* REQUEST *
Look below and pull out each line with the word "utilisez".

(Stored items)
>> BEGIN
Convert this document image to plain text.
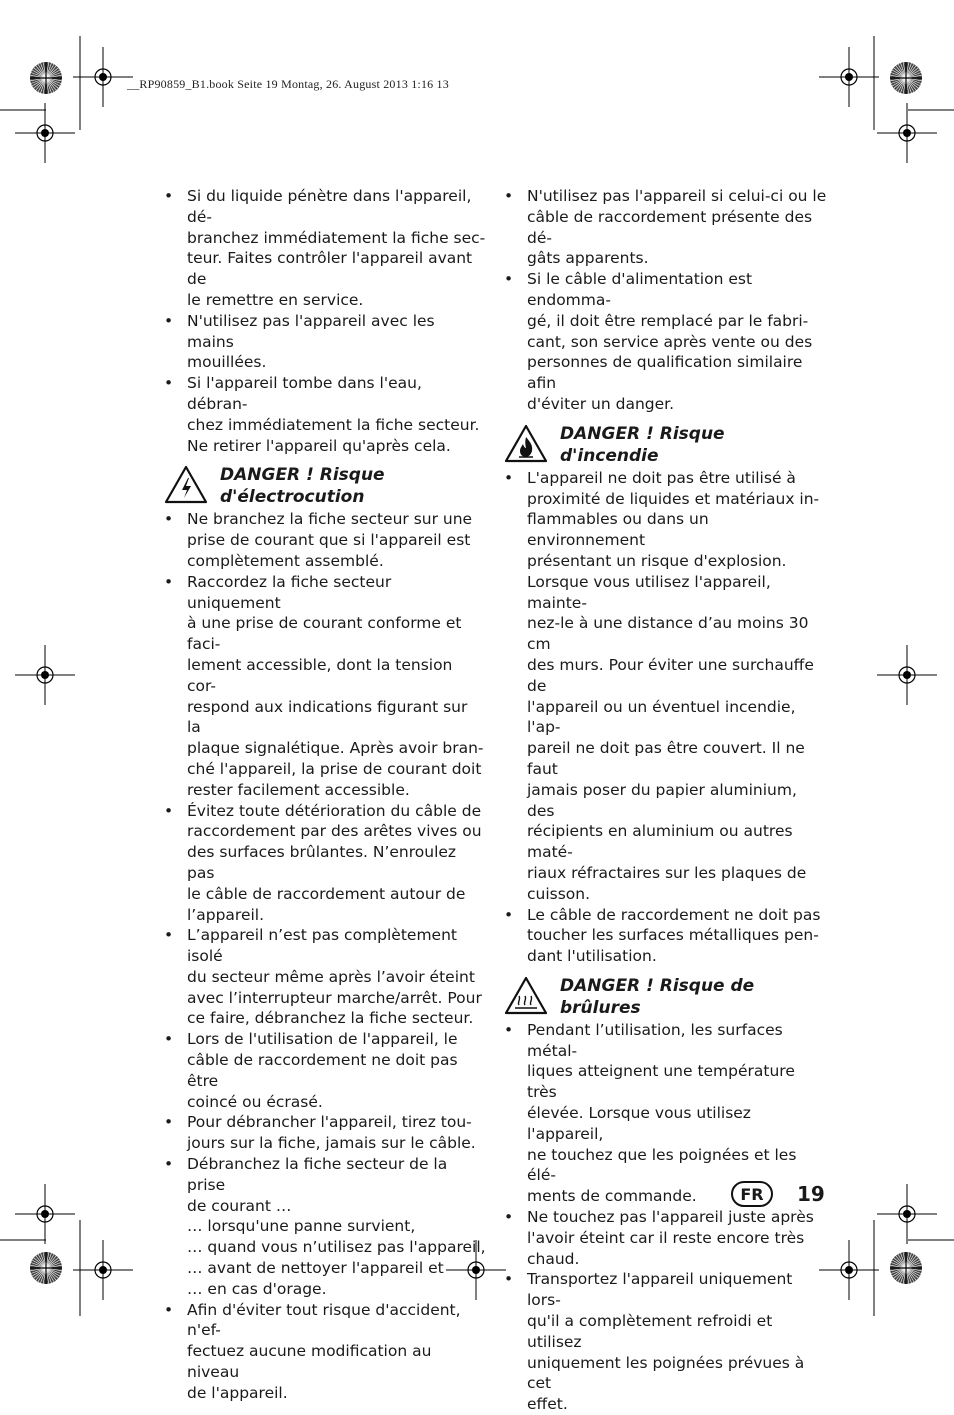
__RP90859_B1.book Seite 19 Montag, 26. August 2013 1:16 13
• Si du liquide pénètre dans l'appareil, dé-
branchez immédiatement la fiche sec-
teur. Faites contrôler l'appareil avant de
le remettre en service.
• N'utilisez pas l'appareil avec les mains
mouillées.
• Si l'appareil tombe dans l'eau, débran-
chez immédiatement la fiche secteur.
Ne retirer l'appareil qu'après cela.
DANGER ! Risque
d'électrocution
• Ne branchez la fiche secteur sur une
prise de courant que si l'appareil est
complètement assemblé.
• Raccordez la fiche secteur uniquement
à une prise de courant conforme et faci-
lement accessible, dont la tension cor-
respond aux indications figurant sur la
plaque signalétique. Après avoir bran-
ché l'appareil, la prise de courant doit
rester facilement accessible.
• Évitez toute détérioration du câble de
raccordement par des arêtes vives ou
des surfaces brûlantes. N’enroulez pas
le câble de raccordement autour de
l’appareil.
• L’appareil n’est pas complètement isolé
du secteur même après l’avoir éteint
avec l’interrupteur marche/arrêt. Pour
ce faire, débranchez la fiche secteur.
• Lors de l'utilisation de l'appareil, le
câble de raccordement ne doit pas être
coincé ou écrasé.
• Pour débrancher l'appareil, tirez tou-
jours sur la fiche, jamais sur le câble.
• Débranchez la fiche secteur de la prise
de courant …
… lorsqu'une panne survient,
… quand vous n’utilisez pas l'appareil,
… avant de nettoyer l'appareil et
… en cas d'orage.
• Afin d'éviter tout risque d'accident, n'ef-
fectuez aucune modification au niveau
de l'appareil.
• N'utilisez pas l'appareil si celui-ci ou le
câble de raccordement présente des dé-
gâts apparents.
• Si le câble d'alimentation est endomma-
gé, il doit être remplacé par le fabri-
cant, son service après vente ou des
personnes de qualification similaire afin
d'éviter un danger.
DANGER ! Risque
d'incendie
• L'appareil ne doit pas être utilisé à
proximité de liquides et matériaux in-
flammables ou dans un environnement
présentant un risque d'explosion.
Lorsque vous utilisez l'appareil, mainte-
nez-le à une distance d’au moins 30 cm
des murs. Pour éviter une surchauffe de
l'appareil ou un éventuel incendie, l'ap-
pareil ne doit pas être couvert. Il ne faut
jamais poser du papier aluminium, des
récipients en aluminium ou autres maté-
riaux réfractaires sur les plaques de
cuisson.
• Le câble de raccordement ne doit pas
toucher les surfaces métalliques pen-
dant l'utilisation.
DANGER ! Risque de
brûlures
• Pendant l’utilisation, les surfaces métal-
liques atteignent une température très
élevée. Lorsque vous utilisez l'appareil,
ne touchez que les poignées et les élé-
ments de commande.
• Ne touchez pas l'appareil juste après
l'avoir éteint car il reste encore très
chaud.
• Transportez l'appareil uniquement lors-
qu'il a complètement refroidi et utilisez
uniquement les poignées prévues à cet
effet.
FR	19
>> END
>> BEGIN
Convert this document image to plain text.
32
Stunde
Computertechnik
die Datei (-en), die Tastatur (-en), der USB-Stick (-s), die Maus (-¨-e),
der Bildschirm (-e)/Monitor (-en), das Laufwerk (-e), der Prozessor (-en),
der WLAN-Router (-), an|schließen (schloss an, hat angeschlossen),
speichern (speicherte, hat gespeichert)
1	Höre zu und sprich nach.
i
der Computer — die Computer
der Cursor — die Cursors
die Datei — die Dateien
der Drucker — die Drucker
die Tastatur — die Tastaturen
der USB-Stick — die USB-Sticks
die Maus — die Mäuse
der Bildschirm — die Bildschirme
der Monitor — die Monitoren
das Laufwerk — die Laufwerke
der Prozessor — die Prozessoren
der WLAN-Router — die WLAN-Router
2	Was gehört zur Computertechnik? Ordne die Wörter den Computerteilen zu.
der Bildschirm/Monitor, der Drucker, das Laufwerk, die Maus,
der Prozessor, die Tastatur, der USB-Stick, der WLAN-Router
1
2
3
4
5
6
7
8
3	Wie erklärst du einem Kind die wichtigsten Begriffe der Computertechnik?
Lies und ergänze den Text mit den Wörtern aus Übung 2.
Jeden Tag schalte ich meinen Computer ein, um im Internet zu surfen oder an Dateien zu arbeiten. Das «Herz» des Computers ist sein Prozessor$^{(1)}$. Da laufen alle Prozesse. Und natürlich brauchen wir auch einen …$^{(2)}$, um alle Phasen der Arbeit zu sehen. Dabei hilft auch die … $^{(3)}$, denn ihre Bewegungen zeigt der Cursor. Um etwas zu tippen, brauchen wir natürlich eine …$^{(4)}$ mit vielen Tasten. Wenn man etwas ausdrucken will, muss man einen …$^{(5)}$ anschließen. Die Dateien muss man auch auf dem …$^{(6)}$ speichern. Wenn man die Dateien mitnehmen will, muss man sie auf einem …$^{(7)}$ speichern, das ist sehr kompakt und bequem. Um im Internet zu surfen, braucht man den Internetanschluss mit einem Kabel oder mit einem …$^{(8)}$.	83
>> END
* WRITTEN SOLUTION *
• N'utilisez pas l'appareil avec les mains
… quand vous n’utilisez pas l'appareil,
• N'utilisez pas l'appareil si celui-ci ou le
Lorsque vous utilisez l'appareil, mainte-
élevée. Lorsque vous utilisez l'appareil,
qu'il a complètement refroidi et utilisez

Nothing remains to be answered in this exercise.